Aim of the task:
Set down the data below without change, skipping the pictures it holds.
━━━ Exercise data
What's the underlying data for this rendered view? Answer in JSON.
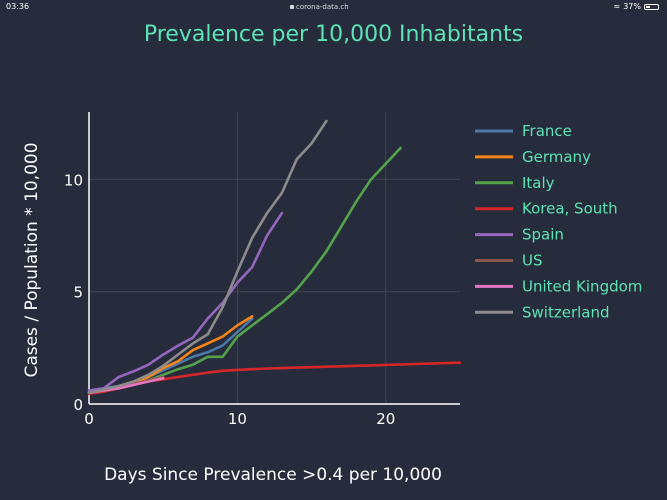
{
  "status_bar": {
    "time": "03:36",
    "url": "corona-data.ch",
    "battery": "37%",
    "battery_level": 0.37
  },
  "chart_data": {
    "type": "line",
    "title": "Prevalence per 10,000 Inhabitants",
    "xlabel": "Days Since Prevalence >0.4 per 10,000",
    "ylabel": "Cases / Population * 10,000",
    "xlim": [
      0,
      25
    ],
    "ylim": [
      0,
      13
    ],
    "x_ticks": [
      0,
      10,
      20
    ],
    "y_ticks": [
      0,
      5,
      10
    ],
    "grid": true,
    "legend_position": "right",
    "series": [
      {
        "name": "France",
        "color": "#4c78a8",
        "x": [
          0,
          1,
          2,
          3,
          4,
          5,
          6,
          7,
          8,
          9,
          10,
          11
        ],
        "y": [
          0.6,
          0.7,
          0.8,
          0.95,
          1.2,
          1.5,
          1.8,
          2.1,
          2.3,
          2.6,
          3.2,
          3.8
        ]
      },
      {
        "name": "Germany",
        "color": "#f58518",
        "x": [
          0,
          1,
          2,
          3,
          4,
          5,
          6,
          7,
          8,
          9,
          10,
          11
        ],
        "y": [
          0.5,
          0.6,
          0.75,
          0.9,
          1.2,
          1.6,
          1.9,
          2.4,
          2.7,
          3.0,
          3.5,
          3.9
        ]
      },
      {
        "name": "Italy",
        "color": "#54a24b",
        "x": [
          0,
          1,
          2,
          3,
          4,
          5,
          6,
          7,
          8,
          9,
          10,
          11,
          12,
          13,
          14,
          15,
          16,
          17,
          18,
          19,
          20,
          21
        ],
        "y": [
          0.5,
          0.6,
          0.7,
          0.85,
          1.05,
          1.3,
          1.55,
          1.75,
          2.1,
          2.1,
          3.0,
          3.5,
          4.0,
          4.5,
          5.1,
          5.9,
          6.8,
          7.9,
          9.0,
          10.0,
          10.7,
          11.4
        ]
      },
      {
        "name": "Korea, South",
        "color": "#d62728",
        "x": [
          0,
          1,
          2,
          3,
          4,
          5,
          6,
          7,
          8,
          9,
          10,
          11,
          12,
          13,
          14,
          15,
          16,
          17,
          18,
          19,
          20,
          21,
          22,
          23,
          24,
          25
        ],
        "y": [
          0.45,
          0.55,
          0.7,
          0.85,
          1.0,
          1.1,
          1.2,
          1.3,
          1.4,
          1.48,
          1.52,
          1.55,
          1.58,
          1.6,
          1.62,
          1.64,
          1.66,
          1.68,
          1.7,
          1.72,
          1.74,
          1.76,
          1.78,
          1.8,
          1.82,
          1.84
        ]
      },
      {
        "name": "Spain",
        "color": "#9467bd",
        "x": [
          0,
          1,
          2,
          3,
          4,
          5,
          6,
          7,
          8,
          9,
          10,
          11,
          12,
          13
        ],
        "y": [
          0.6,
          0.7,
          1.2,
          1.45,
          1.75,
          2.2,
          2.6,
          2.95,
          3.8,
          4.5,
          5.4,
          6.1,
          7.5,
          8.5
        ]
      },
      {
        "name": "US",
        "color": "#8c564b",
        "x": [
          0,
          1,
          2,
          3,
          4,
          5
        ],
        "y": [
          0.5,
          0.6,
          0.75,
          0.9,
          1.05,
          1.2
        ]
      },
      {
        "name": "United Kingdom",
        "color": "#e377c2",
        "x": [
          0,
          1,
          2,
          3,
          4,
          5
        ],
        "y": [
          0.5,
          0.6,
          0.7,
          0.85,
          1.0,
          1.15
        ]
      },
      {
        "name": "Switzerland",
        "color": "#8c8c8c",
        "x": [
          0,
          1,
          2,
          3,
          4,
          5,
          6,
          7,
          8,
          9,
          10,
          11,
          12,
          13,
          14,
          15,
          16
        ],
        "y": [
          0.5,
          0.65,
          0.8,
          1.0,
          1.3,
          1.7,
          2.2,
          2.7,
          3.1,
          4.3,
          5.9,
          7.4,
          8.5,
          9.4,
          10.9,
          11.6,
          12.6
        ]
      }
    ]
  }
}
━━━━━━
Finished answer:
What's the underlying data for this rendered view? Answer in JSON.
{
  "status_bar": {
    "time": "03:36",
    "url": "corona-data.ch",
    "battery": "37%",
    "battery_level": 0.37
  },
  "chart_data": {
    "type": "line",
    "title": "Prevalence per 10,000 Inhabitants",
    "xlabel": "Days Since Prevalence >0.4 per 10,000",
    "ylabel": "Cases / Population * 10,000",
    "xlim": [
      0,
      25
    ],
    "ylim": [
      0,
      13
    ],
    "x_ticks": [
      0,
      10,
      20
    ],
    "y_ticks": [
      0,
      5,
      10
    ],
    "grid": true,
    "legend_position": "right",
    "series": [
      {
        "name": "France",
        "color": "#4c78a8",
        "x": [
          0,
          1,
          2,
          3,
          4,
          5,
          6,
          7,
          8,
          9,
          10,
          11
        ],
        "y": [
          0.6,
          0.7,
          0.8,
          0.95,
          1.2,
          1.5,
          1.8,
          2.1,
          2.3,
          2.6,
          3.2,
          3.8
        ]
      },
      {
        "name": "Germany",
        "color": "#f58518",
        "x": [
          0,
          1,
          2,
          3,
          4,
          5,
          6,
          7,
          8,
          9,
          10,
          11
        ],
        "y": [
          0.5,
          0.6,
          0.75,
          0.9,
          1.2,
          1.6,
          1.9,
          2.4,
          2.7,
          3.0,
          3.5,
          3.9
        ]
      },
      {
        "name": "Italy",
        "color": "#54a24b",
        "x": [
          0,
          1,
          2,
          3,
          4,
          5,
          6,
          7,
          8,
          9,
          10,
          11,
          12,
          13,
          14,
          15,
          16,
          17,
          18,
          19,
          20,
          21
        ],
        "y": [
          0.5,
          0.6,
          0.7,
          0.85,
          1.05,
          1.3,
          1.55,
          1.75,
          2.1,
          2.1,
          3.0,
          3.5,
          4.0,
          4.5,
          5.1,
          5.9,
          6.8,
          7.9,
          9.0,
          10.0,
          10.7,
          11.4
        ]
      },
      {
        "name": "Korea, South",
        "color": "#d62728",
        "x": [
          0,
          1,
          2,
          3,
          4,
          5,
          6,
          7,
          8,
          9,
          10,
          11,
          12,
          13,
          14,
          15,
          16,
          17,
          18,
          19,
          20,
          21,
          22,
          23,
          24,
          25
        ],
        "y": [
          0.45,
          0.55,
          0.7,
          0.85,
          1.0,
          1.1,
          1.2,
          1.3,
          1.4,
          1.48,
          1.52,
          1.55,
          1.58,
          1.6,
          1.62,
          1.64,
          1.66,
          1.68,
          1.7,
          1.72,
          1.74,
          1.76,
          1.78,
          1.8,
          1.82,
          1.84
        ]
      },
      {
        "name": "Spain",
        "color": "#9467bd",
        "x": [
          0,
          1,
          2,
          3,
          4,
          5,
          6,
          7,
          8,
          9,
          10,
          11,
          12,
          13
        ],
        "y": [
          0.6,
          0.7,
          1.2,
          1.45,
          1.75,
          2.2,
          2.6,
          2.95,
          3.8,
          4.5,
          5.4,
          6.1,
          7.5,
          8.5
        ]
      },
      {
        "name": "US",
        "color": "#8c564b",
        "x": [
          0,
          1,
          2,
          3,
          4,
          5
        ],
        "y": [
          0.5,
          0.6,
          0.75,
          0.9,
          1.05,
          1.2
        ]
      },
      {
        "name": "United Kingdom",
        "color": "#e377c2",
        "x": [
          0,
          1,
          2,
          3,
          4,
          5
        ],
        "y": [
          0.5,
          0.6,
          0.7,
          0.85,
          1.0,
          1.15
        ]
      },
      {
        "name": "Switzerland",
        "color": "#8c8c8c",
        "x": [
          0,
          1,
          2,
          3,
          4,
          5,
          6,
          7,
          8,
          9,
          10,
          11,
          12,
          13,
          14,
          15,
          16
        ],
        "y": [
          0.5,
          0.65,
          0.8,
          1.0,
          1.3,
          1.7,
          2.2,
          2.7,
          3.1,
          4.3,
          5.9,
          7.4,
          8.5,
          9.4,
          10.9,
          11.6,
          12.6
        ]
      }
    ]
  }
}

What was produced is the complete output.